Instructions for the task:
Write out every entry word for word.

Given entries:
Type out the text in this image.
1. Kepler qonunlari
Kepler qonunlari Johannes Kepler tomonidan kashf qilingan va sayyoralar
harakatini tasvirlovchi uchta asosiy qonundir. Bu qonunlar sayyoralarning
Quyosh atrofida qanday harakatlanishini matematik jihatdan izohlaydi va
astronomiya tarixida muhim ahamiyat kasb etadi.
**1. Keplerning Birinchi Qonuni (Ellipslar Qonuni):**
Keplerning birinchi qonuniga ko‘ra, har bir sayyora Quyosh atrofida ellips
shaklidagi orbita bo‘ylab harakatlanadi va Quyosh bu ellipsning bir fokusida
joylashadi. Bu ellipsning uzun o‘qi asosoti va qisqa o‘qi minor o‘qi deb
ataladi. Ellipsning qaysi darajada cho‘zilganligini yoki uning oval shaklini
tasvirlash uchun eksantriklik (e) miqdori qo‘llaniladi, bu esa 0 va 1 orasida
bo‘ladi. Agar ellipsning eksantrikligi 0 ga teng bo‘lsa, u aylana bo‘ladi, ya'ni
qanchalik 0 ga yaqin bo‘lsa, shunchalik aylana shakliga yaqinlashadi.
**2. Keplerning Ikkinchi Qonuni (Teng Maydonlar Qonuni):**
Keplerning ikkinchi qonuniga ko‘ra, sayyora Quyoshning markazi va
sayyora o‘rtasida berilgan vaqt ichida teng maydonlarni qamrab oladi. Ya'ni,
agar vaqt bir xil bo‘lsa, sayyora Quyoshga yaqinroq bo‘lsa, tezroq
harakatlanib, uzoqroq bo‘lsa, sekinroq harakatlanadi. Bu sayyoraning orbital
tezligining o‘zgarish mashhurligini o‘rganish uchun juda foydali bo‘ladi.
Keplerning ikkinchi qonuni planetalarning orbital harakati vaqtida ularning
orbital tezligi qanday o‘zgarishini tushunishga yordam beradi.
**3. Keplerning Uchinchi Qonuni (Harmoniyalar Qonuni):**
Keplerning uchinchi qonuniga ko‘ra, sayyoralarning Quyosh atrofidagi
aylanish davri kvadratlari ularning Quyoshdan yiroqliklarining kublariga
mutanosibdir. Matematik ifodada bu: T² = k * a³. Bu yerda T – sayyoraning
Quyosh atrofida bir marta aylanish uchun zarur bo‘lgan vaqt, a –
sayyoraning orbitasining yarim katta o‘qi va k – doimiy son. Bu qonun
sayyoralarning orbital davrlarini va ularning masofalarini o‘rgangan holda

The solution:
Type out the text in this image.
1. Kepler qonunlari
Kepler qonunlari Johannes Kepler tomonidan kashf qilingan va sayyoralar
harakatini tasvirlovchi uchta asosiy qonundir. Bu qonunlar sayyoralarning
Quyosh atrofida qanday harakatlanishini matematik jihatdan izohlaydi va
astronomiya tarixida muhim ahamiyat kasb etadi.
**1. Keplerning Birinchi Qonuni (Ellipslar Qonuni):**
Keplerning birinchi qonuniga ko‘ra, har bir sayyora Quyosh atrofida ellips
shaklidagi orbita bo‘ylab harakatlanadi va Quyosh bu ellipsning bir fokusida
joylashadi. Bu ellipsning uzun o‘qi asosoti va qisqa o‘qi minor o‘qi deb
ataladi. Ellipsning qaysi darajada cho‘zilganligini yoki uning oval shaklini
tasvirlash uchun eksantriklik (e) miqdori qo‘llaniladi, bu esa 0 va 1 orasida
bo‘ladi. Agar ellipsning eksantrikligi 0 ga teng bo‘lsa, u aylana bo‘ladi, ya'ni
qanchalik 0 ga yaqin bo‘lsa, shunchalik aylana shakliga yaqinlashadi.
**2. Keplerning Ikkinchi Qonuni (Teng Maydonlar Qonuni):**
Keplerning ikkinchi qonuniga ko‘ra, sayyora Quyoshning markazi va
sayyora o‘rtasida berilgan vaqt ichida teng maydonlarni qamrab oladi. Ya'ni,
agar vaqt bir xil bo‘lsa, sayyora Quyoshga yaqinroq bo‘lsa, tezroq
harakatlanib, uzoqroq bo‘lsa, sekinroq harakatlanadi. Bu sayyoraning orbital
tezligining o‘zgarish mashhurligini o‘rganish uchun juda foydali bo‘ladi.
Keplerning ikkinchi qonuni planetalarning orbital harakati vaqtida ularning
orbital tezligi qanday o‘zgarishini tushunishga yordam beradi.
**3. Keplerning Uchinchi Qonuni (Harmoniyalar Qonuni):**
Keplerning uchinchi qonuniga ko‘ra, sayyoralarning Quyosh atrofidagi
aylanish davri kvadratlari ularning Quyoshdan yiroqliklarining kublariga
mutanosibdir. Matematik ifodada bu: T² = k * a³. Bu yerda T – sayyoraning
Quyosh atrofida bir marta aylanish uchun zarur bo‘lgan vaqt, a –
sayyoraning orbitasining yarim katta o‘qi va k – doimiy son. Bu qonun
sayyoralarning orbital davrlarini va ularning masofalarini o‘rgangan holda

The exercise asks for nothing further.